___ PAGE EXTRACT ___
Britain scrapped the competition to run trains on a major railway line on Wednesday after discovering it had introduced serious technical flaws in the bidding process.
British transport minister Patrick McLoughlin decided to withdraw the franchise from transport company FirstGroup after his department came across significant flaws in the way procurement had been conducted
Ordering a fresh bidding process McLoughlin said: "I have had to cancel the competition for the running of the West Coast franchise because of deeply regrettable and completely unacceptable mistakes made by my department in the way it managed the process.
"A detailed examination by my officials into what happened has revealed these flaws and means it is no longer possible to award a new franchise on the basis of the competition that was held.
He added: "West Coast passengers can rest assured that while we seek urgently to resolve the future arrangements the trains that run now will continue to run, with the same drivers, the same staff and timetables as planned."
Two independent reviews into the competition have also been ordered.
The decision to ditch the deal means there will not be any arrangement in place to operate trains on the West Coast line when the existing franchise expires in December.
The contract -- awarded to FirstGroup in August -- was mired in controversy after Richard Branson's Virgin Rail, the current operator of the service, had gone to the High Court to seek a judicial review.
FirstGroup bid a basic £5.5 billion (6.8 billion euros, $8.9 billion) to run services until 2026, £700 million more than what Virgin had offered.
The West Coast Main Line is the busiest and the most important intercity rail route in Britain, connecting London to major cities including Birmingham, Manchester, Liverpool and Glasgow.
___
Reproduce the West Coast rail franchise article word for word, from start to finish. The rows that follow have nothing to do with this.
___ EXTRACTED MATERIAL ___
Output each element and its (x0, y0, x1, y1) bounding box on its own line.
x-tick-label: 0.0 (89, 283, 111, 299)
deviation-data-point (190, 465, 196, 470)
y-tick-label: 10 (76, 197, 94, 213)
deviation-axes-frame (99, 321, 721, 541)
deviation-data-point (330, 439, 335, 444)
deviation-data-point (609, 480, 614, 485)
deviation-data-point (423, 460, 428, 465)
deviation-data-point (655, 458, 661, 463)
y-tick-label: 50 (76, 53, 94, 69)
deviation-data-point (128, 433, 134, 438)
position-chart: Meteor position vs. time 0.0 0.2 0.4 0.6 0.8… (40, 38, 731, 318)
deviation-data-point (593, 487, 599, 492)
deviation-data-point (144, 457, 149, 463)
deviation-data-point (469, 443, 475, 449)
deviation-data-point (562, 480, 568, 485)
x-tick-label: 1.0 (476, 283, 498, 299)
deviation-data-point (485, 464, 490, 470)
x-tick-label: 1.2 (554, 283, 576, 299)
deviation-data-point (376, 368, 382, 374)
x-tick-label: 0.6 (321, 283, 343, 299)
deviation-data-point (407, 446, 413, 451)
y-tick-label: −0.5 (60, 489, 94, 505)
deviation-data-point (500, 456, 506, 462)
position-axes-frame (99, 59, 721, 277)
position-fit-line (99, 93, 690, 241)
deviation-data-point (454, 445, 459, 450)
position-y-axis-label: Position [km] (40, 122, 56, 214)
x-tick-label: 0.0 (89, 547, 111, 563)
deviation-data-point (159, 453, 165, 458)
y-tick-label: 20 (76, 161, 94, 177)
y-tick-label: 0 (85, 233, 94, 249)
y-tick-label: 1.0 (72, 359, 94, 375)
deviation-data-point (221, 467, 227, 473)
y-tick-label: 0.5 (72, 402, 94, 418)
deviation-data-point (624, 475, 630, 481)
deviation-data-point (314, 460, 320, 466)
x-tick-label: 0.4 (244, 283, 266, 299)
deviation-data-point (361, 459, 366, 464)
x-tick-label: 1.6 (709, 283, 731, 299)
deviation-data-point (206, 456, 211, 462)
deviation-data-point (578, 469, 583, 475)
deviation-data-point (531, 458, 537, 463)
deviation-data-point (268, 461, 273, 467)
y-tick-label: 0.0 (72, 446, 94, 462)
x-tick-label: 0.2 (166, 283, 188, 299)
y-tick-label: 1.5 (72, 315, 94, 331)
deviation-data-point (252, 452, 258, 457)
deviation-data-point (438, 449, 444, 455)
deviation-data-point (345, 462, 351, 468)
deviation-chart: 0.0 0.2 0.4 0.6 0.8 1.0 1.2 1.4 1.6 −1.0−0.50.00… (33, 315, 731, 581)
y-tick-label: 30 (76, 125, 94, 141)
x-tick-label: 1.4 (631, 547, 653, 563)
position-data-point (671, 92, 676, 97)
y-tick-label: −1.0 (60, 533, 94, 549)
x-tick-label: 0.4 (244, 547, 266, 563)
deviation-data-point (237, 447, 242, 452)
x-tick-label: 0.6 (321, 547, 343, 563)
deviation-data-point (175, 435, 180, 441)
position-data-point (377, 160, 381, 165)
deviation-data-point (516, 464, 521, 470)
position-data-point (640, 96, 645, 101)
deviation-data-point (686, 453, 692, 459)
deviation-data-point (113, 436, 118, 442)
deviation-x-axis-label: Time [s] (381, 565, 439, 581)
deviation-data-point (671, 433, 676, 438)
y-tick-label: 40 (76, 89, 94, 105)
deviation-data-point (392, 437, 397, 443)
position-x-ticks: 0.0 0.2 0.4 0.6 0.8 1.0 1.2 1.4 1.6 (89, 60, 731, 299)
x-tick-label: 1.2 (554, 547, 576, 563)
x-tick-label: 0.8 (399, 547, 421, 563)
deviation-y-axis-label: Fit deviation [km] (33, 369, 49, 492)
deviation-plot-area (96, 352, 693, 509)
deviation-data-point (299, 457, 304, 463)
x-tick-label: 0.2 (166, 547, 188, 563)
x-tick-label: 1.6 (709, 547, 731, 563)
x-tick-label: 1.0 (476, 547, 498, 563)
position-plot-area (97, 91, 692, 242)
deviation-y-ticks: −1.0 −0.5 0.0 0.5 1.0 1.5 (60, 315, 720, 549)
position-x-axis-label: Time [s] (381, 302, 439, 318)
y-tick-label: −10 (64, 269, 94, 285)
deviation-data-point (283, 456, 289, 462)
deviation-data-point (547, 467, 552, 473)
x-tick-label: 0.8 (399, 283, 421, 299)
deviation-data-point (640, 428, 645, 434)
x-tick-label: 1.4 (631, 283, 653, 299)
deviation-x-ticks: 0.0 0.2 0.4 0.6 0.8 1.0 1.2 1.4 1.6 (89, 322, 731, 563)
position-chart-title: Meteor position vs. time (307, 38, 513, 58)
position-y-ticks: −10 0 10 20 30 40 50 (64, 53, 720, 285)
___
• YOUR RESPONSE
Britain scrapped the competition to run trains on a major railway line on Wednesday after discovering it had introduced serious technical flaws in the bidding process.
British transport minister Patrick McLoughlin decided to withdraw the franchise from transport company FirstGroup after his department came across significant flaws in the way procurement had been conducted
Ordering a fresh bidding process McLoughlin said: "I have had to cancel the competition for the running of the West Coast franchise because of deeply regrettable and completely unacceptable mistakes made by my department in the way it managed the process.
"A detailed examination by my officials into what happened has revealed these flaws and means it is no longer possible to award a new franchise on the basis of the competition that was held.
He added: "West Coast passengers can rest assured that while we seek urgently to resolve the future arrangements the trains that run now will continue to run, with the same drivers, the same staff and timetables as planned."
Two independent reviews into the competition have also been ordered.
The decision to ditch the deal means there will not be any arrangement in place to operate trains on the West Coast line when the existing franchise expires in December.
The contract -- awarded to FirstGroup in August -- was mired in controversy after Richard Branson's Virgin Rail, the current operator of the service, had gone to the High Court to seek a judicial review.
FirstGroup bid a basic £5.5 billion (6.8 billion euros, $8.9 billion) to run services until 2026, £700 million more than what Virgin had offered.
The West Coast Main Line is the busiest and the most important intercity rail route in Britain, connecting London to major cities including Birmingham, Manchester, Liverpool and Glasgow.